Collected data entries
######

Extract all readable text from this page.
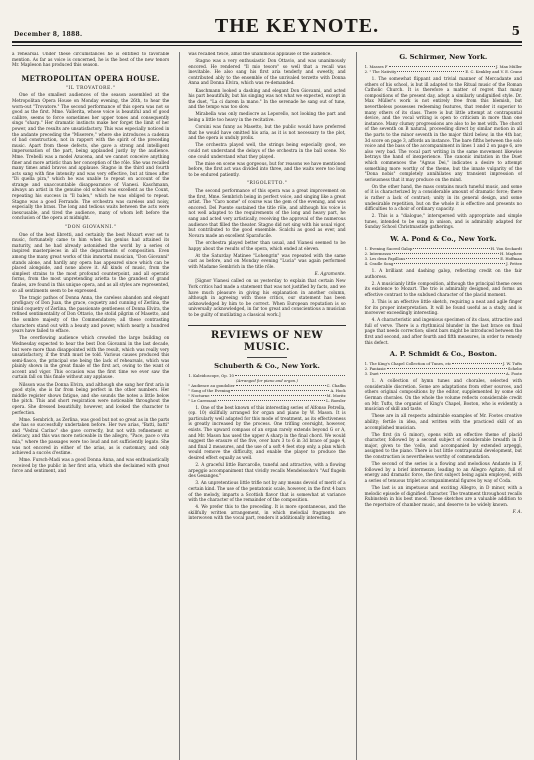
December 8, 1888.	THE KEYNOTE.	5

a rehearsal. Under these circumstances he is entitled to favorable mention. As far as voice is concerned, he is the best of the new tenors Mr. Mapleson has produced this season.

METROPOLITAN OPERA HOUSE.
"IL TROVATORE."

One of the smallest audiences of the season assembled at the Metropolitan Opera House on Monday evening, the 26th, to hear the worn-out "Trovatore." The second performance of this opera was not so good as the first. Mme. Vallerita, whose voice is beautiful and of good calibre, seems to force sometimes her upper tones and consequently sings "sharp." Her dramatic instincts make her forget the limit of her power, and the results are unsatisfactory. This was especially noticed in the andante preceding the "Miserere," where she introduces a cadenza of bad construction, not in rapport with the spirit of the preceding music. Apart from these defects, she gave a strong and intelligent impersonation of the part, being applauded justly by the audience. Mme. Trebelli was a model Azucena, and we cannot conceive anything finer and more artistic than her conception of the rôle. She was recalled many times amid bravos and applause. Stagno in the third and fourth acts sang with fine intensity and was very effective, but at times after "Di quella pira," which he was unable to repeat on account of the strange and unaccountable disappearance of Vianesi. Kaschmann, always an artist in the genuine old school was excellent as the Count, repeating his success in "Il balen," which he was obliged to repeat. Stagno was a good Ferrando. The orchestra was careless and noisy, especially the brass. The long and tedious waits between the acts were inexcusable, and tired the audience, many of whom left before the conclusion of the opera at midnight.

"DON GIOVANNI."

One of the best libretti, and certainly the best Mozart ever set to music, fortunately came to him when his genius had attained its maturity, and he had already astonished the world by a series of inspired masterpieces in all the departments of composition. Even among the many great works of this immortal musician, "Don Giovanni" stands alone, and hardly any opera has appeared since which can be placed alongside, and none above it. All kinds of music, from the simplest strains to the most profound counterpoint, and all operatic forms, from the most unpretending arietta to the grandest of grand finales, are found in this unique opera, and as all styles are represented, so all sentiments seem to be expressed.

The tragic pathos of Donna Anna, the careless abandon and elegant profligacy of Don Juan, the grace, coquetry and cunning of Zerlina, the timid coquetry of Zerlina, the passionate gentleness of Donna Elvira, the refined sentimentality of Don Ottavio, the stolid pilgrim of Masetto, and the sombre majesty of the Commendatore; all these contrasting characters stand out with a beauty and power, which nearly a hundred years have failed to efface.

The overflowing audience which crowded the large building on Wednesday expected to hear the best Don Giovanni in the last decade, but were more than disappointed with the result, which was really very unsatisfactory, if the truth must be told. Various causes produced this semi-fiasco, the principal one being the lack of rehearsals, which was plainly shown in the great finale of the first act, owing to the want of accent and vigor. This occasion was the first time we ever saw the curtain fall on this finale without any applause.

Nilsson was the Donna Elvira, and although she sang her first aria in good style, she is far from being perfect in the other numbers. Her middle register shows fatigue, and she sounds the notes a little below the pitch. This and short respiration were noticeable throughout the opera. She dressed beautifully, however, and looked the character to perfection.

Mme. Sembrich, as Zerlina, was good but not so great as in the parts she has so successfully undertaken before. Her two arias, "Batti, batti" and "Vedrai Carino" she gave correctly, but not with refinement or delicacy, and this was more noticeable in the allegro, "Pace, pace o vita mia," where the passages were too loud and not sufficiently legato. She was not encored in either of the arias, as is customary, and only achieved a succès d'estime.

Mme. Fursch-Madi was a good Donna Anna, and was enthusiastically received by the public in her first aria, which she declaimed with great force and sentiment, and

was recalled twice, amid the unanimous applause of the audience.

Stagno was a very enthusiastic Don Ottavio, and was unanimously encored. He rendered "Il mio tesoro" so well that a recall was inevitable. He also sang his first aria tenderly and sweetly, and contributed ably to the ensemble of the unrivaled terzetto with Donna Anna and Donna Elvira, which was re-demanded.

Kaschmann looked a dashing and elegant Don Giovanni, and acted his part beautifully, but his singing was not what we expected, except in the duet, "La ci darem la mano." In the serenade he sang out of tune, and the tempo was too slow.

Mirabella was only mediocre as Leporello, not looking the part and being a little too heavy in the recitative.

Corsini was funny as Masetto, but the public would have preferred that he would have omitted his aria, as it is not necessary to the plot, and the opera is unduly prolix.

The orchestra played well, the strings being especially good, we could not understand the delays of the orchestra in the ball scene. No one could understand what they played.

The mise en scene was gorgeous, but for reasons we have mentioned before, the first act was divided into three, and the waits were too long to be endured patiently.

"RIGOLETTO."

The second performance of this opera was a great improvement on the first, Mme. Sembrich being in perfect voice, and singing like a great artist. The "Caro nome" of course was the gem of the evening, and was encored. Del Puente sustained the title rôle, and although his voice is not well adapted to the requirements of the long and heavy part, he sang and acted very artistically, receiving the approval of the numerous audience that filled the theater. Stagno did not sing with his usual vigor, but contributed to the good ensemble. Scalchi as good as ever, and Novara made an excellent Sparafucile.

The orchestra played better than usual, and Vianesi seemed to be happy about the results of the opera, which ended at eleven.

At the Saturday Matinee "Lohengrin" was repeated with the same cast as before, and on Monday evening "Lucia" was again performed with Madame Sembrich in the title rôle.

E. Agramonte.

[Signor Vianesi called on us yesterday to explain that certain New York critics had made a statement that was not justified by facts, and we have much pleasure in giving his explanation in another column, although in agreeing with those critics, our statement has been acknowledged by him to be correct. When European reputation is so universally acknowledged, in far too great and conscientious a musician to be guilty of mutilating a classical work.]

REVIEWS OF NEW MUSIC.
Schuberth & Co., New York.
1. Kaleidoscope, Op. 10
(Arranged for piano and organ.)
" Audience au gondolier	C. Chaflin
" Song of the Evening	A. Hock
" Nocturne	M. Moritz
" Le Caressant	L. Roesler

1. One of the best known of this interesting series of Alfonso Petrella, (op. 10) skillfully arranged for organ and piano by W. Mason. It is particularly well adapted for this mode of treatment, as its effectiveness is greatly increased by the process. One trifling oversight, however, exists. The upward compass of an organ rarely extends beyond G or A, and Mr. Mason has used the upper A sharp in the final chord. We would suggest the erasure of the five, over bars 3 to 6 in 3d brace of page 4, and final 2 measures, and the use of a soft 4 feet stop only, a plan which would remove the difficulty, and enable the player to produce the desired effect equally as well.

2. A graceful little Barcarolle, tuneful and attractive, with a flowing arpeggio accompaniment that vividly recalls Mendelssohn's "Auf flugeln des Gesanges."

3. An unpretentious little trifle not by any means devoid of merit of a certain kind. The use of the pentatonic scale, however, in the first 4 bars of the melody, imparts a Scottish flavor that is somewhat at variance with the character of the remainder of the composition.

4. We prefer this to the preceding. It is more spontaneous, and the skillfully written arrangement, in which melodial fragments are interwoven with the vocal part, renders it additionally interesting.

G. Schirmer, New York.
1. Masses F	J. Max Müller
2. " The Nativity	E. C. Kenkley and V. E. Crane

1. The somewhat flippant and trivial manner of Mercadante and others of his school, is but ill adapted to the Ritual music of the Roman Catholic Church. It is therefore a matter of regret that many compositions of the present day, adopt a similarly undignified style. Dr. Max Müller's work is not entirely free from this blemish, but nevertheless possesses redeeming features, that render it superior to many others of its class. There is but little attempt at contrapuntal device, and the vocal writing is open to criticism in more than one instance. Many clumsy progressions are also to be met with. The chord of the seventh on B natural, proceeding direct by similar motion in all the parts to the minor seventh in the major third below, in the 4th bar, 3d score on page 3, affords an instance. The bare fifths between the solo voice and the bass of the accompaniment in lines 1 and 2 on page 6, are also very bad. The vocal part writing in the same movement likewise betrays the hand of inexperience. The canonic imitation in the Duet which commences the "Agnus Dei," indicates a desire to attempt something more worthy of the theme, but the innate vulgarity of the "Dona nobis" completely annihilates any transient impression of seriousness that it may produce on the mind.

On the other hand, the mass contains much tuneful music, and some of it is characterized by a considerable amount of dramatic force; there is rather a lack of contrast; unity in its general design, and some undesirable repetition, but on the whole it is effective and presents no difficulties to a choir of ordinary capacity.

2. This is a "dialogue," interspersed with appropriate and simple tunes, intended to be sung in unison, and is admirably adapted for Sunday School Christmastide gatherings.

W. A. Pond & Co., New York.
1. Evening Sacred Galop	H. Von Seckardt
2. Intermezzo	H. Mayhew
3. Les deux Papillons	E. Hoffman
4. Cradle Song	J. Pettee

1. A brilliant and dashing galop, reflecting credit on the fair authoress.

2. A musicianly little composition, although the principal theme owes its existence to Mozart. The trio is admirably designed, and forms an effective contrast to the subdued character of the placid moment.

3. This is an effective little sketch, requiring a neat and agile finger for its proper interpretation. It will be found useful as a study, and is moreover exceedingly interesting.

4. A characteristic and ingenious specimen of its class, attractive and full of verve. There is a rhythmical blunder in the last brace on final page that needs correction; silent bars might be introduced between the first and second, and after fourth and fifth measures, in order to remedy this defect.

A. P. Schmidt & Co., Boston.
1. The King's Chapel Collection of Tunes, etc	J. W. Tufts
2. Fantasie	Schebe
3. Duet	A. Foote

1. A collection of hymn tunes and chorales, selected with considerable discretion. Some are adaptations from other sources, and others original compositions by the editor, supplemented by some old German chorales. On the whole the volume reflects considerable credit on Mr. Tufts, the organist of King's Chapel, Boston, who is evidently a musician of skill and taste.

These are in all respects admirable examples of Mr. Footes creative ability; fertile in idea, and written with the practiced skill of an accomplished musician.

The first (in G minor), opens with an effective theme of placid character, followed by a second subject of considerable breadth in D major, given to the 'cello, and accompanied by extended arpeggi, assigned to the piano. There is but little contrapuntal development, but the construction is nevertheless worthy of commendation.

The second of the series is a flowing and melodious Andante in F, followed by a brief intermezzo, leading to an Allegro Agitato, full of energy and dramatic force, the first subject being again employed, with a series of tenuous triplet accompanimental figures by way of Coda.

The last is an impetuous and exciting Allegro, in D minor, with a melodic episode of dignified character. The treatment throughout recalls Rubinstein in his best mood. These sketches are a valuable addition to the repertoire of chamber music, and deserve to be widely known.

F. A.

######

_EXERCISE DESCRIPTION:_
Using the listing above, show each line holding the string "dashing".

_THE RESULT:_
Kaschmann looked a dashing and elegant Don Giovanni, and acted his part beautifully, but his singing was not what we expected, except in the duet, "La ci darem la mano." In the serenade he sang out of tune, and the tempo was too slow.
1. A brilliant and dashing galop, reflecting credit on the fair authoress.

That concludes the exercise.